What is required:
Only the number is wanted: how many lines contain the word "image"?

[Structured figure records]
--*--

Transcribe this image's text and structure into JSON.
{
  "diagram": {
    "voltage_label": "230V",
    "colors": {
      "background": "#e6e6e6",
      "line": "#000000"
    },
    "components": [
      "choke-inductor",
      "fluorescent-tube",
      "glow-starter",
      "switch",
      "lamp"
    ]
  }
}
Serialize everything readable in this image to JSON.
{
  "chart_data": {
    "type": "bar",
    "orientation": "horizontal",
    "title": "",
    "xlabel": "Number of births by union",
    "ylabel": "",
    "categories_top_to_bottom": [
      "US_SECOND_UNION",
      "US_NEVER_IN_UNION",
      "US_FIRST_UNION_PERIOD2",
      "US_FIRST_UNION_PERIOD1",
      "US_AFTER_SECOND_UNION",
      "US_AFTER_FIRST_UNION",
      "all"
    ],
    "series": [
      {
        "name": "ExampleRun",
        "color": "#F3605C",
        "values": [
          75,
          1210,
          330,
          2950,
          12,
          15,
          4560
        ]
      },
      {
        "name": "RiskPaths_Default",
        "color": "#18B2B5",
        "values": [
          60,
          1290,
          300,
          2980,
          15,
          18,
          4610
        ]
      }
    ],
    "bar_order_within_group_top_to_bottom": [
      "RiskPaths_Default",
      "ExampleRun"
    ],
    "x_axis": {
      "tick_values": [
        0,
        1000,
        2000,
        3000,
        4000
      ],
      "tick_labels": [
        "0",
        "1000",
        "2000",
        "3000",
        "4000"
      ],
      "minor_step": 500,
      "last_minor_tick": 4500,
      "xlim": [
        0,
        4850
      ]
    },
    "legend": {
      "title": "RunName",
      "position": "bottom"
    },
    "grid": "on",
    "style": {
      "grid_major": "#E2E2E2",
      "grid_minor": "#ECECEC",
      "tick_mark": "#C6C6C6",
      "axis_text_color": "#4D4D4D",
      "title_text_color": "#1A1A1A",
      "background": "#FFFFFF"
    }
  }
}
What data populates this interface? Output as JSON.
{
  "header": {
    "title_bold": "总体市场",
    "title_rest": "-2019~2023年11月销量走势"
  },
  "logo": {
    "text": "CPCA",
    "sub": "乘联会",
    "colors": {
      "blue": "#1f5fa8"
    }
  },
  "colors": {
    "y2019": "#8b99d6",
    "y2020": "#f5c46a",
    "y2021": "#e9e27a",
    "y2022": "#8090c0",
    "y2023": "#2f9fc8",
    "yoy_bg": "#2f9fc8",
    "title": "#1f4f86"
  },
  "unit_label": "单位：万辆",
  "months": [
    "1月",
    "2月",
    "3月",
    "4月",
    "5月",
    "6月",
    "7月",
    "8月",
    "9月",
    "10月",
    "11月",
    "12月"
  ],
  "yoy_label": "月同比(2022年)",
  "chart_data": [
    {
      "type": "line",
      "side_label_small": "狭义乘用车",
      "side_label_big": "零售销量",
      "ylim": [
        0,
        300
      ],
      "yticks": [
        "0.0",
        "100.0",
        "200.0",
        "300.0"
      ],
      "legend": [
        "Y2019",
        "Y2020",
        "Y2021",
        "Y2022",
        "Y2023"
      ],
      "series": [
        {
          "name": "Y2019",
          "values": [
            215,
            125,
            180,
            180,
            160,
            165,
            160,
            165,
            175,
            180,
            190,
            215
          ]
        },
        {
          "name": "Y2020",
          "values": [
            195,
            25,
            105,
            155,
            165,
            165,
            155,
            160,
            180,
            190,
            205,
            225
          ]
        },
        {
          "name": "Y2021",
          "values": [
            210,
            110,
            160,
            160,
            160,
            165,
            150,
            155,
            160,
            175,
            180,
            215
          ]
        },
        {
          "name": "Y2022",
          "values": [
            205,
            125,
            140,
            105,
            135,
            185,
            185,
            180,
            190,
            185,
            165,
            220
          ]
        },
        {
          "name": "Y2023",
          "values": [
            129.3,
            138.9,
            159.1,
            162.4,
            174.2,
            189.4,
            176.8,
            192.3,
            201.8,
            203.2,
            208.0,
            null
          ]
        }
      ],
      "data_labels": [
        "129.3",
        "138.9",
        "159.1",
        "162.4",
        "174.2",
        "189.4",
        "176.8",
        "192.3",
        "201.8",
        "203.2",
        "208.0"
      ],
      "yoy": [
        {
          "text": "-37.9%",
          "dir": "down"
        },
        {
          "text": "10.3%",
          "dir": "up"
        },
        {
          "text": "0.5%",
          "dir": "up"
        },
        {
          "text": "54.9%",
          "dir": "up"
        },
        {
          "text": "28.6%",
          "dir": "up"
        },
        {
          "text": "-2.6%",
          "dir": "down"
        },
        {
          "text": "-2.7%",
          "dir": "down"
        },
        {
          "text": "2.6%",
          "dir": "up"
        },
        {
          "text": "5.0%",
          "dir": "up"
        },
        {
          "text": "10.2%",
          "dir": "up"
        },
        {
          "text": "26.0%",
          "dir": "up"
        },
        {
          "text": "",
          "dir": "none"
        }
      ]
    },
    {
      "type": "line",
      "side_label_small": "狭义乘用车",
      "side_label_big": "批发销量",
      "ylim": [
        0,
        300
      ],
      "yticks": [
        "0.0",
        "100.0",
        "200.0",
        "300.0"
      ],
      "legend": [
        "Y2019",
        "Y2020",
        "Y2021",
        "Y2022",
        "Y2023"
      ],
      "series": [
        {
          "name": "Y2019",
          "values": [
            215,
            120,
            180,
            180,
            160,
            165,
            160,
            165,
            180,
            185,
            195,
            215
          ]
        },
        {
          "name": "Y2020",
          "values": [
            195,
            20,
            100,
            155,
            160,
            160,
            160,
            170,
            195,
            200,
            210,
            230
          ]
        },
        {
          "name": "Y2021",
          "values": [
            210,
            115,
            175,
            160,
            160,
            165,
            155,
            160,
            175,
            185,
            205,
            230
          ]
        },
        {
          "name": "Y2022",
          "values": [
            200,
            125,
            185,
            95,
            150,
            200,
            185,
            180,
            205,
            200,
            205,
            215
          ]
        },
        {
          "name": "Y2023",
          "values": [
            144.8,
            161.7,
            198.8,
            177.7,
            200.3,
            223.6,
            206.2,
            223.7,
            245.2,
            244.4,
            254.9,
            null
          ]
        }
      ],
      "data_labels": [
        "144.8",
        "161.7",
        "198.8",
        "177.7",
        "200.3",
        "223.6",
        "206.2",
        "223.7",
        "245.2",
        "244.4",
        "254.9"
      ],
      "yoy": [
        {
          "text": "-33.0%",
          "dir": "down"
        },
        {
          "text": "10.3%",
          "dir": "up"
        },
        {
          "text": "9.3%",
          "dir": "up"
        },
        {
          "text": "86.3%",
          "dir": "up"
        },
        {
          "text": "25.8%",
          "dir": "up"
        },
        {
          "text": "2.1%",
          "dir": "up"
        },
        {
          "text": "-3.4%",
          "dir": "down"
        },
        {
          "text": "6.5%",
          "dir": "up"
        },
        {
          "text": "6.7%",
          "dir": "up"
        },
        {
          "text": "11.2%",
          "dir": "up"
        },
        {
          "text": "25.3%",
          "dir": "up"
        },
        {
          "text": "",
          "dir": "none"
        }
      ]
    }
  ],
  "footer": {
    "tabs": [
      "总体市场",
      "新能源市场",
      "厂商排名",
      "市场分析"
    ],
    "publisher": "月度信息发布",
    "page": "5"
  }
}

--*--

Response for this exercise:
2